• Given records:
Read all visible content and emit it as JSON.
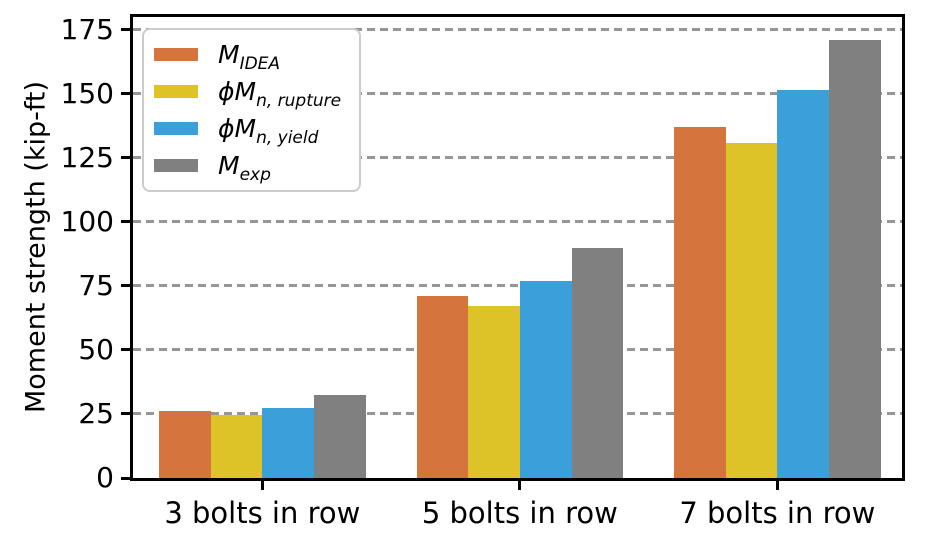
{
  "chart_data": {
    "type": "bar",
    "title": "",
    "xlabel": "",
    "ylabel": "Moment strength (kip-ft)",
    "categories": [
      "3 bolts in row",
      "5 bolts in row",
      "7 bolts in row"
    ],
    "series": [
      {
        "name": "M_IDEA",
        "label_main": "M",
        "label_sub": "IDEA",
        "color": "#D5743C",
        "values": [
          26,
          71,
          137
        ]
      },
      {
        "name": "phi_Mn_rupture",
        "label_main": "ϕM",
        "label_sub": "n, rupture",
        "color": "#DEC328",
        "values": [
          24.5,
          67,
          131
        ]
      },
      {
        "name": "phi_Mn_yield",
        "label_main": "ϕM",
        "label_sub": "n, yield",
        "color": "#3BA0DA",
        "values": [
          27.5,
          77,
          151.5
        ]
      },
      {
        "name": "M_exp",
        "label_main": "M",
        "label_sub": "exp",
        "color": "#808080",
        "values": [
          32.5,
          90,
          171
        ]
      }
    ],
    "yticks": [
      0,
      25,
      50,
      75,
      100,
      125,
      150,
      175
    ],
    "ylim": [
      0,
      180
    ],
    "grid": {
      "axis": "y",
      "style": "dashed",
      "color": "#969696",
      "behind_bars": true
    },
    "legend_position": "upper left",
    "colors": {
      "axis": "#000000",
      "background": "#ffffff",
      "gridline": "#969696"
    }
  }
}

• Short problem:
Pictures are to be left out; all else in the entries above is to be quoted exactly.

• Result for this exercise:
Read all visible content and emit it as JSON.
{
  "chart_data": {
    "type": "bar",
    "title": "",
    "xlabel": "",
    "ylabel": "Moment strength (kip-ft)",
    "categories": [
      "3 bolts in row",
      "5 bolts in row",
      "7 bolts in row"
    ],
    "series": [
      {
        "name": "M_IDEA",
        "label_main": "M",
        "label_sub": "IDEA",
        "color": "#D5743C",
        "values": [
          26,
          71,
          137
        ]
      },
      {
        "name": "phi_Mn_rupture",
        "label_main": "ϕM",
        "label_sub": "n, rupture",
        "color": "#DEC328",
        "values": [
          24.5,
          67,
          131
        ]
      },
      {
        "name": "phi_Mn_yield",
        "label_main": "ϕM",
        "label_sub": "n, yield",
        "color": "#3BA0DA",
        "values": [
          27.5,
          77,
          151.5
        ]
      },
      {
        "name": "M_exp",
        "label_main": "M",
        "label_sub": "exp",
        "color": "#808080",
        "values": [
          32.5,
          90,
          171
        ]
      }
    ],
    "yticks": [
      0,
      25,
      50,
      75,
      100,
      125,
      150,
      175
    ],
    "ylim": [
      0,
      180
    ],
    "grid": {
      "axis": "y",
      "style": "dashed",
      "color": "#969696",
      "behind_bars": true
    },
    "legend_position": "upper left",
    "colors": {
      "axis": "#000000",
      "background": "#ffffff",
      "gridline": "#969696"
    }
  }
}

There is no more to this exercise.